GEORGE TOWN (April 30, 2010): The legal advisory panel appointed by the Penang government to study the laws covering local government elections (LGE) has recommended that the state seek a declaration from the Federal Court in its bid to hold local government elections (LGE).
Panel head and former Bar Council chairman Yeo Yang Poh said the Elections Commission (EC) was wrong in saying current laws do not permit the holding of LGE.
He told a press conference at Penang Chief Minister Lim Guan Eng's office here in Komtar today that the only avenue for the state government now is to go to the Federal Court.
This is his argument:
> Article 113 (4) of the Constitution states that LGE is constitutionally permissible and while it is not mandatory, it cannot be prohibited by any law.
> When Section 15 (1) of the Local Government Act (LGA) prohibits LGE, it is then inconsistent with the constitution.

## Exercises
**a.** Say whether each statement agrees with the article on Penang's local government elections, answering yes or no and quoting the words of the article that decide it: (i) The legal advisory panel recommended that the state seek a declaration from the Federal Court. (ii) The panel head agreed with the Elections Commission that current laws do not permit local government elections. (iii) According to the panel head, Article 113 (4) of the Constitution makes local government elections mandatory.
**b.** In the article on Penang's local government elections, where did the panel head hold his press conference?
**c.** Please extend the article on Penang's local government elections by a few sentences, starting after its last line.
The records that come next are separate material and are not connected to the article on Penang's local government elections.

Items listed in a dataset:
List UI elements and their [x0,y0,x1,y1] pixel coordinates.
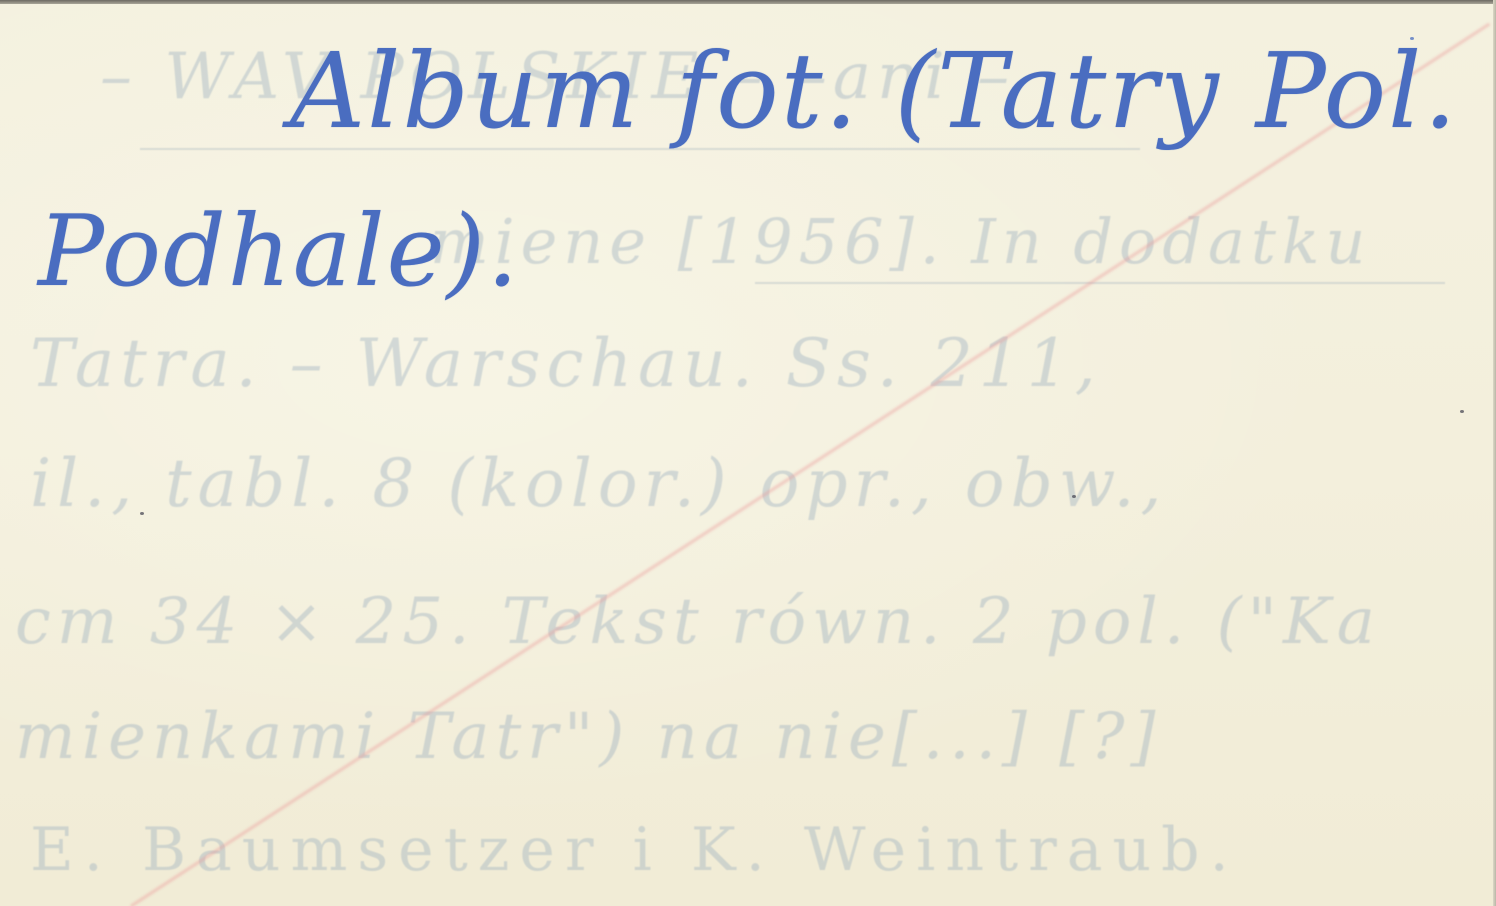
paper-speck [1072,495,1076,498]
title-line-1: Album fot. (Tatry Pol. i [290,30,1496,152]
catalog-card: – WAV POLSKIE – –ani – miene [1956]. In … [0,0,1496,906]
bleed-line-2: miene [1956]. In dodatku [430,205,1371,278]
paper-speck [1460,410,1464,413]
bleed-underline-2 [755,282,1445,284]
bleed-line-6: mienkami Tatr") na nie[...] [?] [15,700,1161,774]
bleed-line-4: il., tabl. 8 (kolor.) opr., obw., [30,445,1167,522]
paper-speck [140,512,144,515]
bleed-line-7: E. Baumsetzer i K. Weintraub. [30,815,1239,885]
bleed-line-5: cm 34 × 25. Tekst równ. 2 pol. ("Ka [15,585,1381,659]
title-line-2: Podhale). [38,195,520,309]
paper-speck [1410,37,1414,40]
bleed-line-3: Tatra. – Warschau. Ss. 211, [30,325,1102,402]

## Answers to each task
**a.**
(i) Yes: "has recommended that the state seek a declaration from the Federal Court"
(ii) No: "the Elections Commission (EC) was wrong in saying current laws do not permit the holding of LGE"
(iii) No: "while it is not mandatory, it cannot be prohibited by any law"

**b.** At Penang Chief Minister Lim Guan Eng's office in Komtar.

**c.**
Yeo said the panel recommends the state government seeks a declaration directly from the Federal Court to declare Section 15 (1) of the LGA void and to declare the Local Government Elections Act the sole and proper law on LGE.
"If this fails, the state government can opt out of Section 15 (1) by virtue of Section 1(4) which states that the state authority may by notification in the Gazette exempt any area within any local authority area from all or any of the provisions of the Act," he said.
After the state government 'opts out', it can then invoke the Local Government Elections Act to carry out LGE, he said.
Yeo submitted the full report of the panel's legal opinions officially to Lim on Friday.
Lim said the state executive council will meet to discuss the reports and decide on the next course of action.
Last month, the Election Commission had said that it could not hold LGEs as the provision allowing it to do so was repealed when the Local Government Act 1976 came into effect.
EC chairman Tan Sri Abdul Aziz Yusoff had said Part V of the Local Government Elections Act 1960 allowed it to supervise elections of local councillors, but all provisions related to local government elections were repealed when the the 1976 Act was enforced.
He said the 1976 Act gave states "full authority" to appoint local councillors.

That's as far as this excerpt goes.